- _DIRECTIVE_
Search the material for the word "sind" and copy each line that holds it.

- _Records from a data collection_
::::::

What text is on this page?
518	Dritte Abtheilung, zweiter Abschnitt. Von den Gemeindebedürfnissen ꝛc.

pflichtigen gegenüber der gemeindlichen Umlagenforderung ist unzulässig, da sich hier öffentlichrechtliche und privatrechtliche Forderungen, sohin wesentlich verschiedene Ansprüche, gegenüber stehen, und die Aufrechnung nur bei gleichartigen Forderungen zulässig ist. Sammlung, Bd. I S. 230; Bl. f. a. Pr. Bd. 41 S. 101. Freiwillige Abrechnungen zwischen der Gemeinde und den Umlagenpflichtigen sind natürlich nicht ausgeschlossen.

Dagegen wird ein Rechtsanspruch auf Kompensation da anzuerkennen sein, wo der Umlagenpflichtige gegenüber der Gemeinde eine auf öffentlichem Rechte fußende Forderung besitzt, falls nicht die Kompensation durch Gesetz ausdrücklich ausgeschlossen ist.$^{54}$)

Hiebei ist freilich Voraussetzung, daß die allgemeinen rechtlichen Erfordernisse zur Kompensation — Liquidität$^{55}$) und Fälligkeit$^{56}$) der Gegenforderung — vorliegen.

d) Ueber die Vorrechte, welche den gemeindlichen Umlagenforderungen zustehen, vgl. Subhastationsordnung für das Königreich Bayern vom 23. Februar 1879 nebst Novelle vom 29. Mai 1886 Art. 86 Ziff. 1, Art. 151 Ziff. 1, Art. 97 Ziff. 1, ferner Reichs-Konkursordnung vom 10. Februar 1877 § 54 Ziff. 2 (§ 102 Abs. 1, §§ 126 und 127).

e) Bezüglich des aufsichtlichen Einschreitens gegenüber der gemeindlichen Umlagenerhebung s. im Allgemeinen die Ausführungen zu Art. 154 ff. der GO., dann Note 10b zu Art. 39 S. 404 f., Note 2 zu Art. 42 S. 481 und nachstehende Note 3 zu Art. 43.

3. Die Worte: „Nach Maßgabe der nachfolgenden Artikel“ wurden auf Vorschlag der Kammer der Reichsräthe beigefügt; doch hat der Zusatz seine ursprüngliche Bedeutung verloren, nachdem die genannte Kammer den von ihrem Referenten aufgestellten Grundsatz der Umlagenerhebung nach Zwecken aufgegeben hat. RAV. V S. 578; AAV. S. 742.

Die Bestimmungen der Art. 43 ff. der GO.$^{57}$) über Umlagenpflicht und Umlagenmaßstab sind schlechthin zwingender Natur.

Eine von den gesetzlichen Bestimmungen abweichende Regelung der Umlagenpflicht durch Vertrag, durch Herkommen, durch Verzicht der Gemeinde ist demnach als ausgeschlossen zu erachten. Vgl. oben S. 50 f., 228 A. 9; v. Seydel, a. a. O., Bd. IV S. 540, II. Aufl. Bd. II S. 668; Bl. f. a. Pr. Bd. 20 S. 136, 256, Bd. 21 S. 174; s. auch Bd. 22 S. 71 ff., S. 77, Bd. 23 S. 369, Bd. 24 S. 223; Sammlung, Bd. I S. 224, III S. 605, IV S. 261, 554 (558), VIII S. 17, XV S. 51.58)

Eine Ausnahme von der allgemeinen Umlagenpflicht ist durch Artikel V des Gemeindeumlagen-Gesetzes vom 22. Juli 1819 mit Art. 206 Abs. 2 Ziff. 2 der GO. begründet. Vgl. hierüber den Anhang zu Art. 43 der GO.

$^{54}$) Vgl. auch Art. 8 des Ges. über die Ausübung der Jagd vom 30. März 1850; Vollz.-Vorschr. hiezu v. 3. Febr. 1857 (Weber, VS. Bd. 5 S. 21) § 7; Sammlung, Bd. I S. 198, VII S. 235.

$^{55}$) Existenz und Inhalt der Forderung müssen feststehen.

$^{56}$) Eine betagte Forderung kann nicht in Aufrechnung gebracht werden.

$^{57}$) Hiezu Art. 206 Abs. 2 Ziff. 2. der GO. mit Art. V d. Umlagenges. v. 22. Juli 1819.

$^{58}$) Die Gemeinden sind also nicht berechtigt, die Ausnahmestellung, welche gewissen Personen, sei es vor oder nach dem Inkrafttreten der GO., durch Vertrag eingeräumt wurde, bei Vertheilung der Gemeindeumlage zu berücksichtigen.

::::::

- _ANSWER TO THE TASK_
pflichtigen gegenüber der gemeindlichen Umlagenforderung ist unzulässig, da sich hier öffentlichrechtliche und privatrechtliche Forderungen, sohin wesentlich verschiedene Ansprüche, gegenüber stehen, und die Aufrechnung nur bei gleichartigen Forderungen zulässig ist. Sammlung, Bd. I S. 230; Bl. f. a. Pr. Bd. 41 S. 101. Freiwillige Abrechnungen zwischen der Gemeinde und den Umlagenpflichtigen sind natürlich nicht ausgeschlossen.
Die Bestimmungen der Art. 43 ff. der GO.$^{57}$) über Umlagenpflicht und Umlagenmaßstab sind schlechthin zwingender Natur.
$^{58}$) Die Gemeinden sind also nicht berechtigt, die Ausnahmestellung, welche gewissen Personen, sei es vor oder nach dem Inkrafttreten der GO., durch Vertrag eingeräumt wurde, bei Vertheilung der Gemeindeumlage zu berücksichtigen.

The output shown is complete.